RECORDED DATA start

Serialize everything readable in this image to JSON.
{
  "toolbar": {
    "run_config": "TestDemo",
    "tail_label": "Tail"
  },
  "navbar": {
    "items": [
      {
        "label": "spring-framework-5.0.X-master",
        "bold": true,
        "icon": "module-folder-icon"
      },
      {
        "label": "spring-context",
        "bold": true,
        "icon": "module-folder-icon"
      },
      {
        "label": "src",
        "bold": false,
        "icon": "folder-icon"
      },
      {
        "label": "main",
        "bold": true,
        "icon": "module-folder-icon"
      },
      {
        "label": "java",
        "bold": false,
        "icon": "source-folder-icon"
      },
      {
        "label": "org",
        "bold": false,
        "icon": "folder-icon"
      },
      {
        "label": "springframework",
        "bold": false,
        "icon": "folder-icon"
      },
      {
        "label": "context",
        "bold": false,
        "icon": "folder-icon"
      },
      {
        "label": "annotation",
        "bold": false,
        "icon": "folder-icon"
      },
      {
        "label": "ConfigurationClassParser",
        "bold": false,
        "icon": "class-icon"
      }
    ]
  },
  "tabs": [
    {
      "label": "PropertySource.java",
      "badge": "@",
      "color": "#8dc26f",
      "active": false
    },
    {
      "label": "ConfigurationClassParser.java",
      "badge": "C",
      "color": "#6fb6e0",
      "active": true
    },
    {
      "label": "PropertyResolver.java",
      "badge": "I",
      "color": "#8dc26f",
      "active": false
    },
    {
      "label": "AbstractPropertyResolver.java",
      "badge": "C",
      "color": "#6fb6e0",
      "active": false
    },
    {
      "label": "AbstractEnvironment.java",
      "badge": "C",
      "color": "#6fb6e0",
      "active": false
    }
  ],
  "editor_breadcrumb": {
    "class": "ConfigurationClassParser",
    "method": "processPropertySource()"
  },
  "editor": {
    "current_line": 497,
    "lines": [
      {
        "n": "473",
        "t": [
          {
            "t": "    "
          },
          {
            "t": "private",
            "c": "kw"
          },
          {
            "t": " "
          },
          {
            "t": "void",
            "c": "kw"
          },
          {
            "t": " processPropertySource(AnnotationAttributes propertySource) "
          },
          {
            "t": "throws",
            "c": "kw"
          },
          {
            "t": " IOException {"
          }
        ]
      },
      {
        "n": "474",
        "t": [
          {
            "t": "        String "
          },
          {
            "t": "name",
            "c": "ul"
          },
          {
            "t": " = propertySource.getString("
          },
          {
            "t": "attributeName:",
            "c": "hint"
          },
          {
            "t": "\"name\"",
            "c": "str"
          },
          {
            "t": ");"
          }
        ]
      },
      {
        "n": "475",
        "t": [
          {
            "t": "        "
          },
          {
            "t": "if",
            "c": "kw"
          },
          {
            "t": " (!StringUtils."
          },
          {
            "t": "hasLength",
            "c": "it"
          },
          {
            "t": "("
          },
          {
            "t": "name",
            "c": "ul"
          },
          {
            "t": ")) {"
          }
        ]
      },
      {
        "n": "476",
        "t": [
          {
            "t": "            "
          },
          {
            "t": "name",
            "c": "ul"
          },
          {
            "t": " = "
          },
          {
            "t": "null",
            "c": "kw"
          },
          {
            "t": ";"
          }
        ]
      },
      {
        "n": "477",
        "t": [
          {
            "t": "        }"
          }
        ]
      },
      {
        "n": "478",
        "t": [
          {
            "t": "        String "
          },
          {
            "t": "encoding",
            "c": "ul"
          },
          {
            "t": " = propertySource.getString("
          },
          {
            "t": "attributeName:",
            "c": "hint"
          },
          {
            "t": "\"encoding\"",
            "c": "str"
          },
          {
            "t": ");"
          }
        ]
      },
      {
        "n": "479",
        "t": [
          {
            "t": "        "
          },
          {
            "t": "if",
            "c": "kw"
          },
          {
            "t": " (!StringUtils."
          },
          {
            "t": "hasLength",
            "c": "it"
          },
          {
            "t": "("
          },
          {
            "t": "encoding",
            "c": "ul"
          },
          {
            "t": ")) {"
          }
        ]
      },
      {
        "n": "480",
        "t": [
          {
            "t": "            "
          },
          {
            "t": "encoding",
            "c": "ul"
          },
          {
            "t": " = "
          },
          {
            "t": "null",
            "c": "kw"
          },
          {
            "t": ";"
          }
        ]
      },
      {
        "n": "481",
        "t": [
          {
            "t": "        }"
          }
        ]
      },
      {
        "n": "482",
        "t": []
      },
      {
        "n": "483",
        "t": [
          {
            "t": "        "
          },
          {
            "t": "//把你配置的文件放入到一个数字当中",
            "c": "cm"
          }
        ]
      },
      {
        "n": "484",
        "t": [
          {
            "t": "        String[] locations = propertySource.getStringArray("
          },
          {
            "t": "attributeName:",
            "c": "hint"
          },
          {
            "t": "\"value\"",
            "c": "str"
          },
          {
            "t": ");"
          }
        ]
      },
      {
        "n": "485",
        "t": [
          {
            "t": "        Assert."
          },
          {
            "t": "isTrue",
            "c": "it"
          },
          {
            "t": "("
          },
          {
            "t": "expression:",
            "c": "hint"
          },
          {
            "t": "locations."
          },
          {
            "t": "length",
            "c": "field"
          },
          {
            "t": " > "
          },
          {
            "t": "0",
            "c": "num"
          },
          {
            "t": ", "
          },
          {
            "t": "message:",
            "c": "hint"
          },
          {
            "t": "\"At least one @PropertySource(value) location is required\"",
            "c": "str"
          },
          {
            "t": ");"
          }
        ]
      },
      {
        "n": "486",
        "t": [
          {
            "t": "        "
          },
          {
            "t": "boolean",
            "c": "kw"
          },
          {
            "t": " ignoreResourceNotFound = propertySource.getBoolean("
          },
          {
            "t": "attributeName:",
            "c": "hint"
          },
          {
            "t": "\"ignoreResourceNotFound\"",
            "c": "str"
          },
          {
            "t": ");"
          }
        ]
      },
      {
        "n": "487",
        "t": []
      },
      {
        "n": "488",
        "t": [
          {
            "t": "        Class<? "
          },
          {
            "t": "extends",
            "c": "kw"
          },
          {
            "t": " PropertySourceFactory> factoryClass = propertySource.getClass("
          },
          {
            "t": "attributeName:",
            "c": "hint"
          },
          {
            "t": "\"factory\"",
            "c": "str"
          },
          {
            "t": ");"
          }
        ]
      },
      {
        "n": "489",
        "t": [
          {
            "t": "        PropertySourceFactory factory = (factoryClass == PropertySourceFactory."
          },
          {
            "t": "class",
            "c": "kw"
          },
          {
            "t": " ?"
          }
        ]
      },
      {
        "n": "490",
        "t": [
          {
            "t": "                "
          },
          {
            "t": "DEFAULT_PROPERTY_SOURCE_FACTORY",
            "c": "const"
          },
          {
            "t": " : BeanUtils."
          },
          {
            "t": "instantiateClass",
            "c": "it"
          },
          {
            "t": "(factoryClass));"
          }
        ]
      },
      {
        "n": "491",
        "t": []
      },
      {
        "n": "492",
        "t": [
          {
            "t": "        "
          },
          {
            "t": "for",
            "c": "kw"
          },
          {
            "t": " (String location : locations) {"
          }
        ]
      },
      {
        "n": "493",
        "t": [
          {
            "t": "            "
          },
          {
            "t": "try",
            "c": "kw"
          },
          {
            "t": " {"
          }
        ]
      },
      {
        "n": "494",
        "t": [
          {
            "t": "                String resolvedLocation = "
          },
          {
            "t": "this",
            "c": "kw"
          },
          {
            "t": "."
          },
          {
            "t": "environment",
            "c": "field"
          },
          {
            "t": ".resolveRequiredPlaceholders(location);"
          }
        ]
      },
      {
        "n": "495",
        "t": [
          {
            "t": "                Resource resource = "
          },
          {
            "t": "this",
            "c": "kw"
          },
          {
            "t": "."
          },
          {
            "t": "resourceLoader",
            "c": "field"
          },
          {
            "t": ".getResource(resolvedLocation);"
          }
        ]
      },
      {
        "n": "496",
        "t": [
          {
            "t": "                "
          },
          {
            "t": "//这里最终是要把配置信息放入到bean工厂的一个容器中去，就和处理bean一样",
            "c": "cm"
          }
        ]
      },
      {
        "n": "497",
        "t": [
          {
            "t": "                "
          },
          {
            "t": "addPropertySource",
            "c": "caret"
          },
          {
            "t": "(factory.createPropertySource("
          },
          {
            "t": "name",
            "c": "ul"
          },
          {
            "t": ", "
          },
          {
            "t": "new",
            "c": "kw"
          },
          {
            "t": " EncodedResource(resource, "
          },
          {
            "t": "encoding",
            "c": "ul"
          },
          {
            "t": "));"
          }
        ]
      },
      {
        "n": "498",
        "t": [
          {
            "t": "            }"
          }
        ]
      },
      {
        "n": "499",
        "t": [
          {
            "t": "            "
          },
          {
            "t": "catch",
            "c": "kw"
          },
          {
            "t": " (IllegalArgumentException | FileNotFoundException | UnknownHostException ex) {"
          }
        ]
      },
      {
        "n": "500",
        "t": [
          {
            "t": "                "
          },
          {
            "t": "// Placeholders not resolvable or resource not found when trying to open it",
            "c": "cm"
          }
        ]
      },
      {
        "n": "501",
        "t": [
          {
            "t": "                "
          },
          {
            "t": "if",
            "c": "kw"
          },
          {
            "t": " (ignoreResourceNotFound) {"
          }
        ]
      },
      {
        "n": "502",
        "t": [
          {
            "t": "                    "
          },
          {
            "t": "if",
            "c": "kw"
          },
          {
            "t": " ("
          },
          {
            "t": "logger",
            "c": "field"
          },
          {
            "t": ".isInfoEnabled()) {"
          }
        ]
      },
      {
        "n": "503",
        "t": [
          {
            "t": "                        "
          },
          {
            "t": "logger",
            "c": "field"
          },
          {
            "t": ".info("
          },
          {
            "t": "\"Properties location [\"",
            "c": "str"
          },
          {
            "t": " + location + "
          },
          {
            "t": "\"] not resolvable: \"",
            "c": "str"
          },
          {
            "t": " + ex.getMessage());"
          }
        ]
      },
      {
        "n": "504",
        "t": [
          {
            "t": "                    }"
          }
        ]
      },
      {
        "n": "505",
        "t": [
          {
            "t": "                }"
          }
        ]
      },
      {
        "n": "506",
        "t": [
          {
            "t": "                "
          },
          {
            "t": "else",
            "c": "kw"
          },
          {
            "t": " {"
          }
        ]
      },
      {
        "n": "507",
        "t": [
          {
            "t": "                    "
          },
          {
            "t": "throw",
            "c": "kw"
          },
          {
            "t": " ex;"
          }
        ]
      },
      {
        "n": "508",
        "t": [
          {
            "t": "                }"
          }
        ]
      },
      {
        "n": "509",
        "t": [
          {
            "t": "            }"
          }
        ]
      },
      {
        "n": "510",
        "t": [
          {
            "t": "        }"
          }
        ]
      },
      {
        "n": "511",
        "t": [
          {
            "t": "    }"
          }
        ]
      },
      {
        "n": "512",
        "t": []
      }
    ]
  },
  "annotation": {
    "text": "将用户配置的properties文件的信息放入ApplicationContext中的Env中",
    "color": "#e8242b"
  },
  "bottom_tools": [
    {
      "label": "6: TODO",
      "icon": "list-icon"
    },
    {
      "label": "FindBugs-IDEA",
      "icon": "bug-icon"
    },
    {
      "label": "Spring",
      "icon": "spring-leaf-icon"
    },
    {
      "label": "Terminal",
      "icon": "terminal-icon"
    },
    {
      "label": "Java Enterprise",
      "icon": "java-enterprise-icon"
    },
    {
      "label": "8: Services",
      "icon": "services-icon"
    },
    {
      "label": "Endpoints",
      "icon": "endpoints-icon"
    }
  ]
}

RECORDED DATA end

• [WRITTEN REQUEST]: Copy each line above containing the string "resolvedLocation".

• [RESULT FOR THIS EXERCISE]:
            "t": "                String resolvedLocation = "
            "t": ".getResource(resolvedLocation);"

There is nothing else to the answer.